> [REQUIRED WORK]
Leave out the pictures and repeat every record exactly.
--- START DATASET RECORDS ---
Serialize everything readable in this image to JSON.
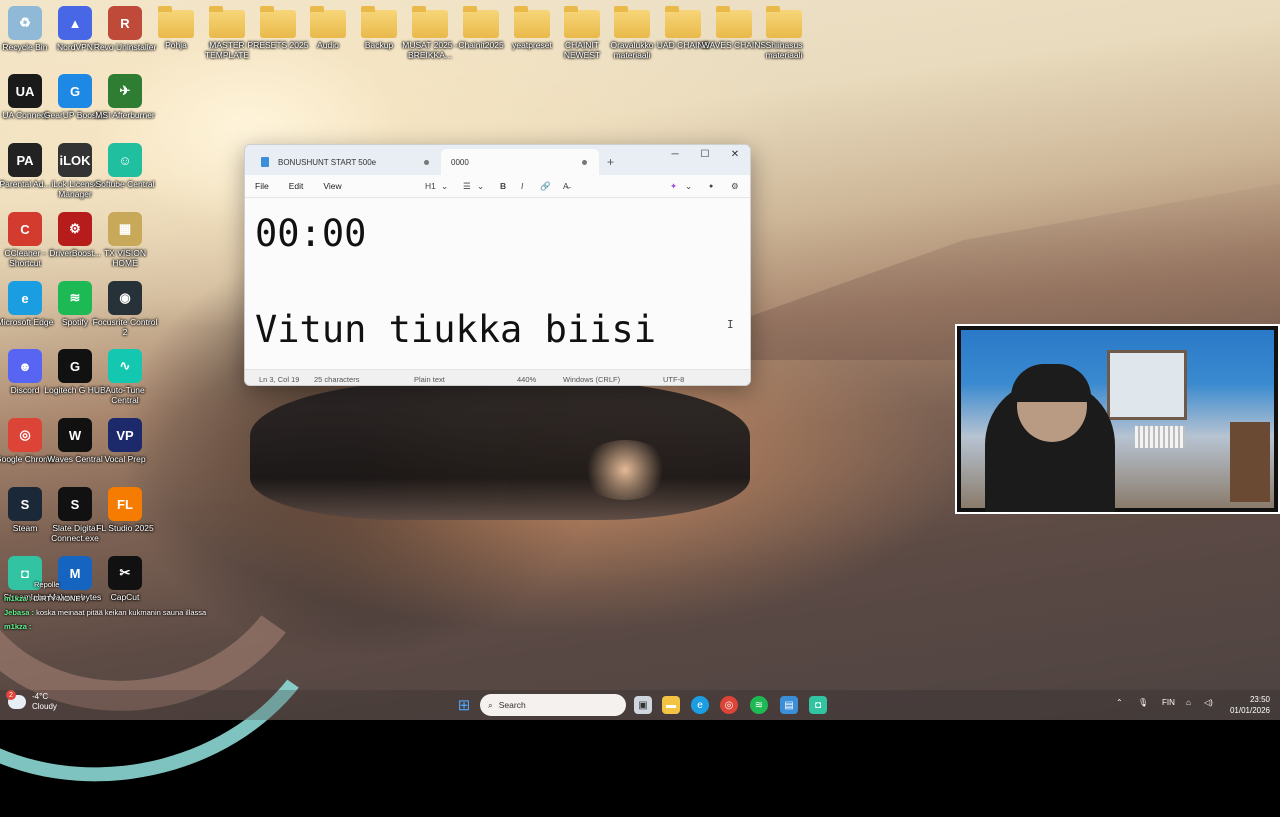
{
  "desktop": {
    "icons": [
      {
        "label": "Recycle Bin",
        "color": "#8fb9d6",
        "glyph": "♻"
      },
      {
        "label": "NordVPN",
        "color": "#4767e6",
        "glyph": "▲"
      },
      {
        "label": "Revo Uninstaller",
        "color": "#c04a3a",
        "glyph": "R"
      },
      {
        "label": "Pohja",
        "color": "folder",
        "glyph": ""
      },
      {
        "label": "MASTER TEMPLATE",
        "color": "folder",
        "glyph": ""
      },
      {
        "label": "PRESETS 2025",
        "color": "folder",
        "glyph": ""
      },
      {
        "label": "Audio",
        "color": "folder",
        "glyph": ""
      },
      {
        "label": "Backup",
        "color": "folder",
        "glyph": ""
      },
      {
        "label": "MUSAT 2025 - BREIKKA...",
        "color": "folder",
        "glyph": ""
      },
      {
        "label": "Chainit2025",
        "color": "folder",
        "glyph": ""
      },
      {
        "label": "yeatpreset",
        "color": "folder",
        "glyph": ""
      },
      {
        "label": "CHAINIT NEWEST",
        "color": "folder",
        "glyph": ""
      },
      {
        "label": "Oravalukko materiaali",
        "color": "folder",
        "glyph": ""
      },
      {
        "label": "UAD CHAINS",
        "color": "folder",
        "glyph": ""
      },
      {
        "label": "WAVES CHAINS",
        "color": "folder",
        "glyph": ""
      },
      {
        "label": "Shiinasus materiaali",
        "color": "folder",
        "glyph": ""
      },
      {
        "label": "UA Connect",
        "color": "#1a1a1a",
        "glyph": "UA"
      },
      {
        "label": "GearUP Booster",
        "color": "#1e88e5",
        "glyph": "G"
      },
      {
        "label": "MSI Afterburner",
        "color": "#2e7d32",
        "glyph": "✈"
      },
      {
        "label": "Parental Ad...",
        "color": "#222",
        "glyph": "PA"
      },
      {
        "label": "iLok License Manager",
        "color": "#333",
        "glyph": "iLOK"
      },
      {
        "label": "Softube Central",
        "color": "#1fbf9f",
        "glyph": "☺"
      },
      {
        "label": "CCleaner - Shortcut",
        "color": "#d23b2e",
        "glyph": "C"
      },
      {
        "label": "DriverBoost...",
        "color": "#b71c1c",
        "glyph": "⚙"
      },
      {
        "label": "TX VISION HOME",
        "color": "#c8a95a",
        "glyph": "▦"
      },
      {
        "label": "Microsoft Edge",
        "color": "#1b9de2",
        "glyph": "e"
      },
      {
        "label": "Spotify",
        "color": "#1db954",
        "glyph": "≋"
      },
      {
        "label": "Focusrite Control 2",
        "color": "#263238",
        "glyph": "◉"
      },
      {
        "label": "Discord",
        "color": "#5865f2",
        "glyph": "☻"
      },
      {
        "label": "Logitech G HUB",
        "color": "#111",
        "glyph": "G"
      },
      {
        "label": "Auto-Tune Central",
        "color": "#14c7b0",
        "glyph": "∿"
      },
      {
        "label": "Google Chrome",
        "color": "#db4437",
        "glyph": "◎"
      },
      {
        "label": "Waves Central",
        "color": "#111",
        "glyph": "W"
      },
      {
        "label": "Vocal Prep",
        "color": "#1c2a6b",
        "glyph": "VP"
      },
      {
        "label": "Steam",
        "color": "#1b2838",
        "glyph": "S"
      },
      {
        "label": "Slate Digital Connect.exe",
        "color": "#111",
        "glyph": "S"
      },
      {
        "label": "FL Studio 2025",
        "color": "#f57c00",
        "glyph": "FL"
      },
      {
        "label": "Streamlabs",
        "color": "#31c3a2",
        "glyph": "◘"
      },
      {
        "label": "Malwarebytes",
        "color": "#1565c0",
        "glyph": "M"
      },
      {
        "label": "CapCut",
        "color": "#111",
        "glyph": "✂"
      }
    ]
  },
  "notepad": {
    "tabs": [
      {
        "label": "BONUSHUNT START 500e",
        "active": false
      },
      {
        "label": "0000",
        "active": true
      }
    ],
    "new_tab": "+",
    "controls": {
      "minimize": "─",
      "maximize": "☐",
      "close": "✕"
    },
    "menu": {
      "file": "File",
      "edit": "Edit",
      "view": "View"
    },
    "toolbar": {
      "heading": "H1",
      "chev": "⌄",
      "list": "☰",
      "bold": "B",
      "italic": "I",
      "link": "🔗",
      "clear": "A̶",
      "copilot": "✦",
      "account": "●",
      "settings": "⚙"
    },
    "content": {
      "line1": "00:00",
      "line3": "Vitun tiukka biisi"
    },
    "status": {
      "position": "Ln 3, Col 19",
      "characters": "25 characters",
      "format": "Plain text",
      "zoom": "440%",
      "line_ending": "Windows (CRLF)",
      "encoding": "UTF-8"
    }
  },
  "chat": {
    "lines": [
      {
        "user": "m1kza :",
        "text": "DIRTY MONEY",
        "prefix": "Repolle"
      },
      {
        "user": "Jebasa :",
        "text": "koska meinaat pitää keikan kukmanin sauna illassa",
        "prefix": ""
      },
      {
        "user": "m1kza :",
        "text": "",
        "prefix": ""
      }
    ]
  },
  "taskbar": {
    "weather": {
      "temp": "-4°C",
      "condition": "Cloudy",
      "badge": "2"
    },
    "search_placeholder": "Search",
    "language": "FIN",
    "time": "23:50",
    "date": "01/01/2026"
  },
  "colors": {
    "accent": "#3b8fd9",
    "taskbar_bg": "#2b2626"
  }
}
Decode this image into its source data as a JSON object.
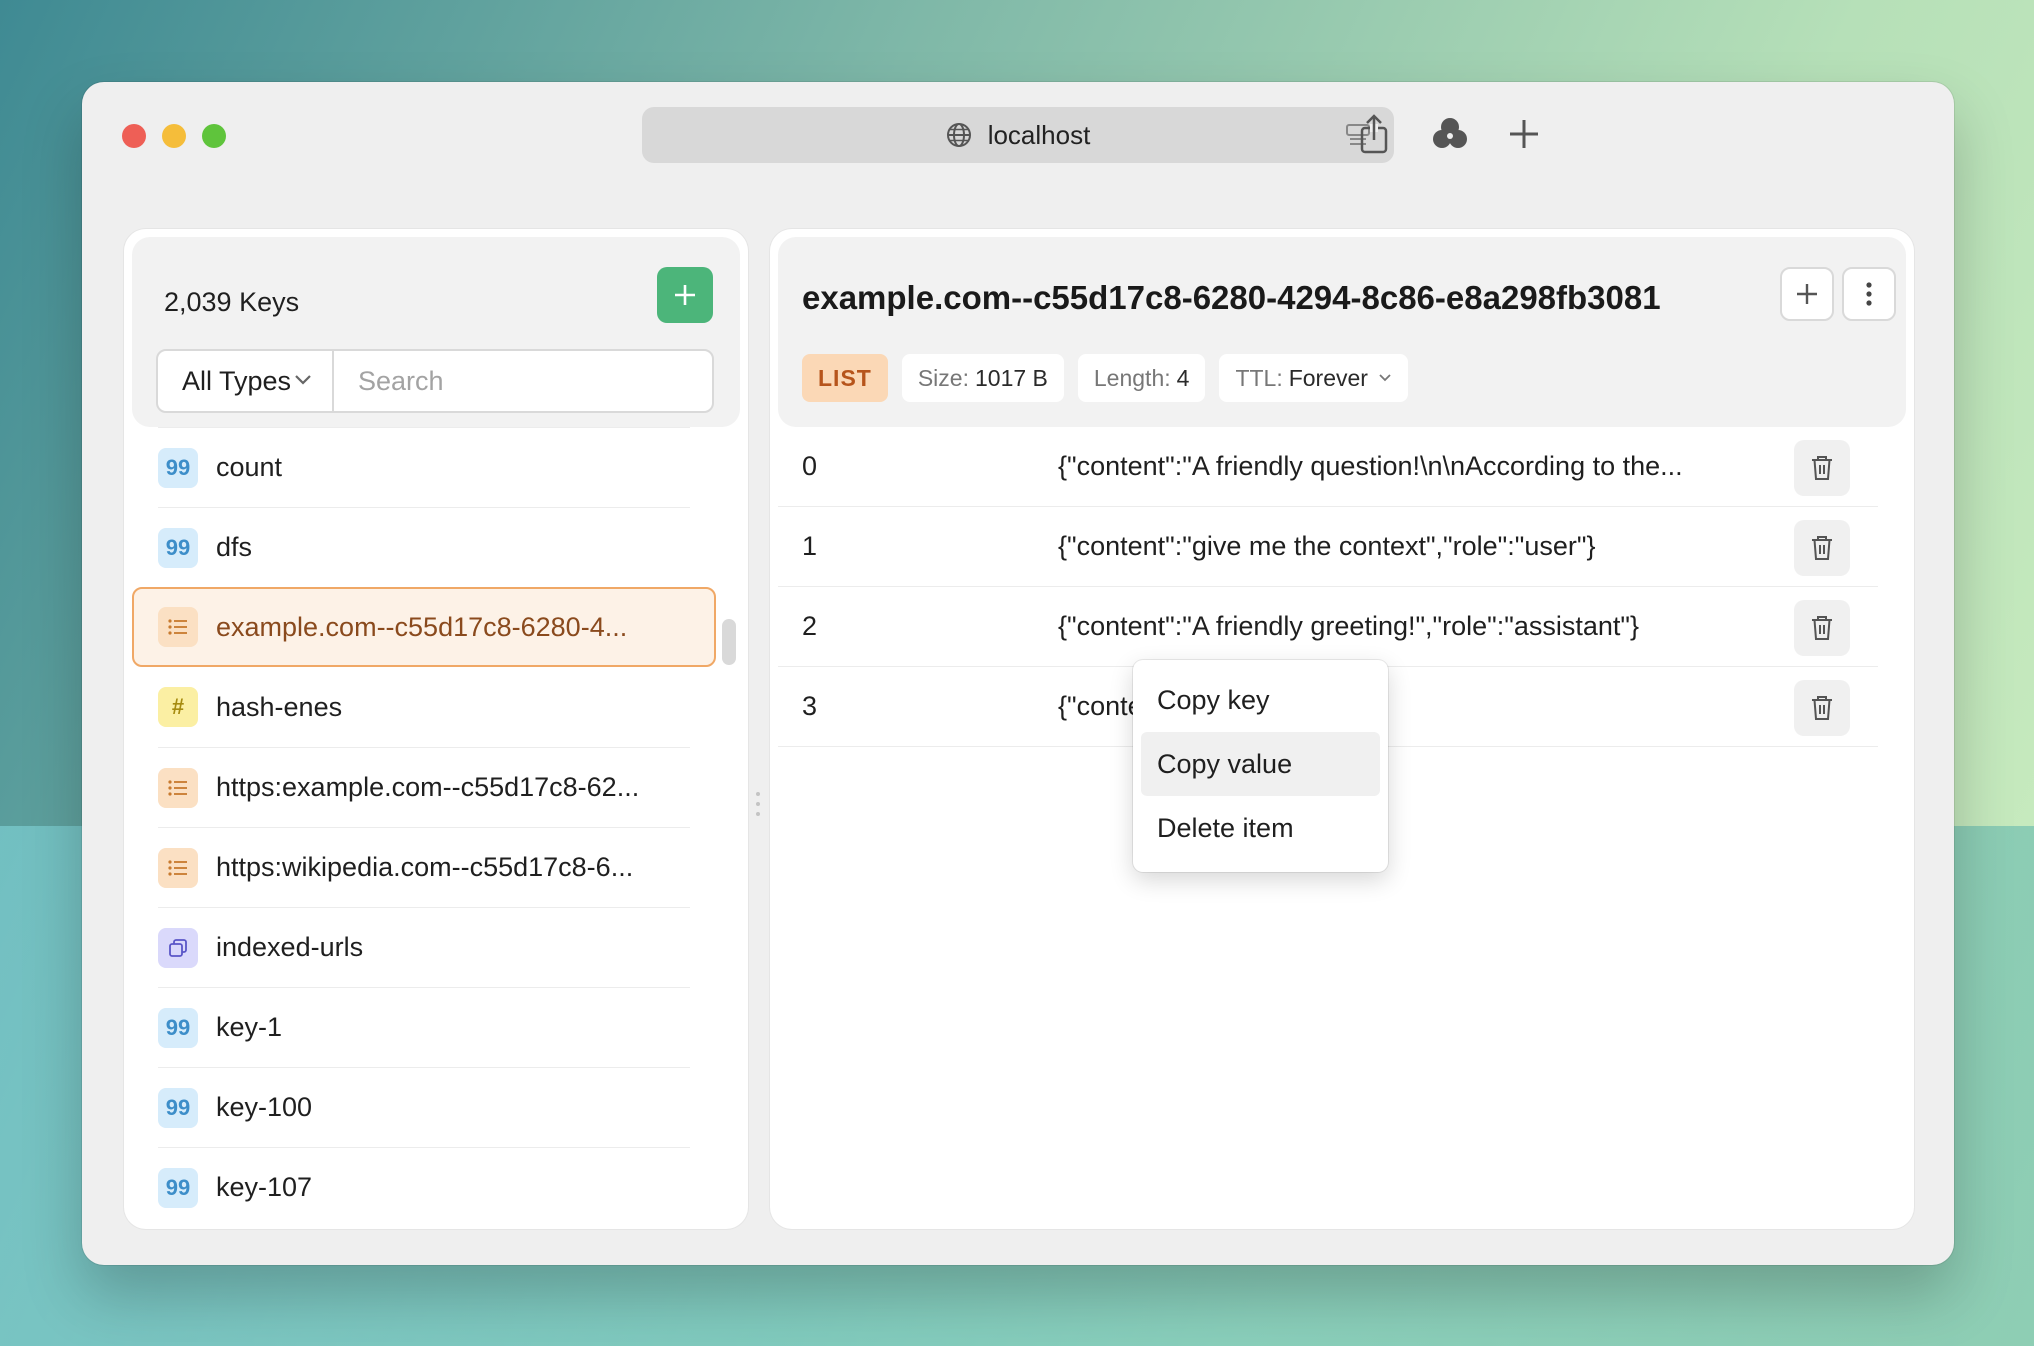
--- END DATASET RECORDS ---
> [SOLVED EXERCISE]
Serialize everything readable in this image to JSON.
{
  "desktop": {
    "icons": [
      {
        "label": "Recycle Bin",
        "color": "#8fb9d6",
        "glyph": "♻"
      },
      {
        "label": "NordVPN",
        "color": "#4767e6",
        "glyph": "▲"
      },
      {
        "label": "Revo Uninstaller",
        "color": "#c04a3a",
        "glyph": "R"
      },
      {
        "label": "Pohja",
        "color": "folder",
        "glyph": ""
      },
      {
        "label": "MASTER TEMPLATE",
        "color": "folder",
        "glyph": ""
      },
      {
        "label": "PRESETS 2025",
        "color": "folder",
        "glyph": ""
      },
      {
        "label": "Audio",
        "color": "folder",
        "glyph": ""
      },
      {
        "label": "Backup",
        "color": "folder",
        "glyph": ""
      },
      {
        "label": "MUSAT 2025 - BREIKKA...",
        "color": "folder",
        "glyph": ""
      },
      {
        "label": "Chainit2025",
        "color": "folder",
        "glyph": ""
      },
      {
        "label": "yeatpreset",
        "color": "folder",
        "glyph": ""
      },
      {
        "label": "CHAINIT NEWEST",
        "color": "folder",
        "glyph": ""
      },
      {
        "label": "Oravalukko materiaali",
        "color": "folder",
        "glyph": ""
      },
      {
        "label": "UAD CHAINS",
        "color": "folder",
        "glyph": ""
      },
      {
        "label": "WAVES CHAINS",
        "color": "folder",
        "glyph": ""
      },
      {
        "label": "Shiinasus materiaali",
        "color": "folder",
        "glyph": ""
      },
      {
        "label": "UA Connect",
        "color": "#1a1a1a",
        "glyph": "UA"
      },
      {
        "label": "GearUP Booster",
        "color": "#1e88e5",
        "glyph": "G"
      },
      {
        "label": "MSI Afterburner",
        "color": "#2e7d32",
        "glyph": "✈"
      },
      {
        "label": "Parental Ad...",
        "color": "#222",
        "glyph": "PA"
      },
      {
        "label": "iLok License Manager",
        "color": "#333",
        "glyph": "iLOK"
      },
      {
        "label": "Softube Central",
        "color": "#1fbf9f",
        "glyph": "☺"
      },
      {
        "label": "CCleaner - Shortcut",
        "color": "#d23b2e",
        "glyph": "C"
      },
      {
        "label": "DriverBoost...",
        "color": "#b71c1c",
        "glyph": "⚙"
      },
      {
        "label": "TX VISION HOME",
        "color": "#c8a95a",
        "glyph": "▦"
      },
      {
        "label": "Microsoft Edge",
        "color": "#1b9de2",
        "glyph": "e"
      },
      {
        "label": "Spotify",
        "color": "#1db954",
        "glyph": "≋"
      },
      {
        "label": "Focusrite Control 2",
        "color": "#263238",
        "glyph": "◉"
      },
      {
        "label": "Discord",
        "color": "#5865f2",
        "glyph": "☻"
      },
      {
        "label": "Logitech G HUB",
        "color": "#111",
        "glyph": "G"
      },
      {
        "label": "Auto-Tune Central",
        "color": "#14c7b0",
        "glyph": "∿"
      },
      {
        "label": "Google Chrome",
        "color": "#db4437",
        "glyph": "◎"
      },
      {
        "label": "Waves Central",
        "color": "#111",
        "glyph": "W"
      },
      {
        "label": "Vocal Prep",
        "color": "#1c2a6b",
        "glyph": "VP"
      },
      {
        "label": "Steam",
        "color": "#1b2838",
        "glyph": "S"
      },
      {
        "label": "Slate Digital Connect.exe",
        "color": "#111",
        "glyph": "S"
      },
      {
        "label": "FL Studio 2025",
        "color": "#f57c00",
        "glyph": "FL"
      },
      {
        "label": "Streamlabs",
        "color": "#31c3a2",
        "glyph": "◘"
      },
      {
        "label": "Malwarebytes",
        "color": "#1565c0",
        "glyph": "M"
      },
      {
        "label": "CapCut",
        "color": "#111",
        "glyph": "✂"
      }
    ]
  },
  "notepad": {
    "tabs": [
      {
        "label": "BONUSHUNT START 500e",
        "active": false
      },
      {
        "label": "0000",
        "active": true
      }
    ],
    "new_tab": "+",
    "controls": {
      "minimize": "─",
      "maximize": "☐",
      "close": "✕"
    },
    "menu": {
      "file": "File",
      "edit": "Edit",
      "view": "View"
    },
    "toolbar": {
      "heading": "H1",
      "chev": "⌄",
      "list": "☰",
      "bold": "B",
      "italic": "I",
      "link": "🔗",
      "clear": "A̶",
      "copilot": "✦",
      "account": "●",
      "settings": "⚙"
    },
    "content": {
      "line1": "00:00",
      "line3": "Vitun tiukka biisi"
    },
    "status": {
      "position": "Ln 3, Col 19",
      "characters": "25 characters",
      "format": "Plain text",
      "zoom": "440%",
      "line_ending": "Windows (CRLF)",
      "encoding": "UTF-8"
    }
  },
  "chat": {
    "lines": [
      {
        "user": "m1kza :",
        "text": "DIRTY MONEY",
        "prefix": "Repolle"
      },
      {
        "user": "Jebasa :",
        "text": "koska meinaat pitää keikan kukmanin sauna illassa",
        "prefix": ""
      },
      {
        "user": "m1kza :",
        "text": "",
        "prefix": ""
      }
    ]
  },
  "taskbar": {
    "weather": {
      "temp": "-4°C",
      "condition": "Cloudy",
      "badge": "2"
    },
    "search_placeholder": "Search",
    "language": "FIN",
    "time": "23:50",
    "date": "01/01/2026"
  },
  "colors": {
    "accent": "#3b8fd9",
    "taskbar_bg": "#2b2626"
  }
}
Decode this image into its source data as a JSON object.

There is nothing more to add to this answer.